**WRITTEN EXERCISE**
Transcribe the entries that follow, word for word.

**RECORDS SUPPLIED**
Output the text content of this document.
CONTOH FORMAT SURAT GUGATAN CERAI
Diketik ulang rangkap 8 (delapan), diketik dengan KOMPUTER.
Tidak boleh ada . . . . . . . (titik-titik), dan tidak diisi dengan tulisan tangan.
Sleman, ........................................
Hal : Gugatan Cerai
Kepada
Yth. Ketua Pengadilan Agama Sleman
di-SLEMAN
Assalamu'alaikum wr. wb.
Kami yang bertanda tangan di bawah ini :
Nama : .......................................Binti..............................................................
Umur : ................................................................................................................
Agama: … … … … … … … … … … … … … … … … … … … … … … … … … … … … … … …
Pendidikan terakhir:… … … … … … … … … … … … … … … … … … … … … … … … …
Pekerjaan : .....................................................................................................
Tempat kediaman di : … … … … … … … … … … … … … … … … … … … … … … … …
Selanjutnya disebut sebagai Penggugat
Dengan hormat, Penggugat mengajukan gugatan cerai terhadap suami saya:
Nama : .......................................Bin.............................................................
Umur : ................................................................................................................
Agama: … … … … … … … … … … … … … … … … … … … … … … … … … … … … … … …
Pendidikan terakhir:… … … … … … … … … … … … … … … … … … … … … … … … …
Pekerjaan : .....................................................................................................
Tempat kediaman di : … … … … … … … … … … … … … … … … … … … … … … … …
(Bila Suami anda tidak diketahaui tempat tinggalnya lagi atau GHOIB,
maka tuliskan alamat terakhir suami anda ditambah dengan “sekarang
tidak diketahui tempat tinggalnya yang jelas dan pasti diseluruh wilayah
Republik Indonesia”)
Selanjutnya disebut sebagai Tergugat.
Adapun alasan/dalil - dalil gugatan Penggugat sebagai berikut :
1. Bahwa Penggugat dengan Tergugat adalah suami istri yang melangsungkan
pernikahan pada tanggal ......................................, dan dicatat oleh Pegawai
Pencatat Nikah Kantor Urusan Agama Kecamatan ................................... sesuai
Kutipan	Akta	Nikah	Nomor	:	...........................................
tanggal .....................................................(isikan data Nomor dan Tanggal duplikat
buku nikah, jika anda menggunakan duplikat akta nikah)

**SOLUTION BELOW**
Output the text content of this document.
CONTOH FORMAT SURAT GUGATAN CERAI
Diketik ulang rangkap 8 (delapan), diketik dengan KOMPUTER.
Tidak boleh ada . . . . . . . (titik-titik), dan tidak diisi dengan tulisan tangan.
Sleman, ........................................
Hal : Gugatan Cerai
Kepada
Yth. Ketua Pengadilan Agama Sleman
di-SLEMAN
Assalamu'alaikum wr. wb.
Kami yang bertanda tangan di bawah ini :
Nama : .......................................Binti..............................................................
Umur : ................................................................................................................
Agama: … … … … … … … … … … … … … … … … … … … … … … … … … … … … … … …
Pendidikan terakhir:… … … … … … … … … … … … … … … … … … … … … … … … …
Pekerjaan : .....................................................................................................
Tempat kediaman di : … … … … … … … … … … … … … … … … … … … … … … … …
Selanjutnya disebut sebagai Penggugat
Dengan hormat, Penggugat mengajukan gugatan cerai terhadap suami saya:
Nama : .......................................Bin.............................................................
Umur : ................................................................................................................
Agama: … … … … … … … … … … … … … … … … … … … … … … … … … … … … … … …
Pendidikan terakhir:… … … … … … … … … … … … … … … … … … … … … … … … …
Pekerjaan : .....................................................................................................
Tempat kediaman di : … … … … … … … … … … … … … … … … … … … … … … … …
(Bila Suami anda tidak diketahaui tempat tinggalnya lagi atau GHOIB,
maka tuliskan alamat terakhir suami anda ditambah dengan “sekarang
tidak diketahui tempat tinggalnya yang jelas dan pasti diseluruh wilayah
Republik Indonesia”)
Selanjutnya disebut sebagai Tergugat.
Adapun alasan/dalil - dalil gugatan Penggugat sebagai berikut :
1. Bahwa Penggugat dengan Tergugat adalah suami istri yang melangsungkan
pernikahan pada tanggal ......................................, dan dicatat oleh Pegawai
Pencatat Nikah Kantor Urusan Agama Kecamatan ................................... sesuai
Kutipan	Akta	Nikah	Nomor	:	...........................................
tanggal .....................................................(isikan data Nomor dan Tanggal duplikat
buku nikah, jika anda menggunakan duplikat akta nikah)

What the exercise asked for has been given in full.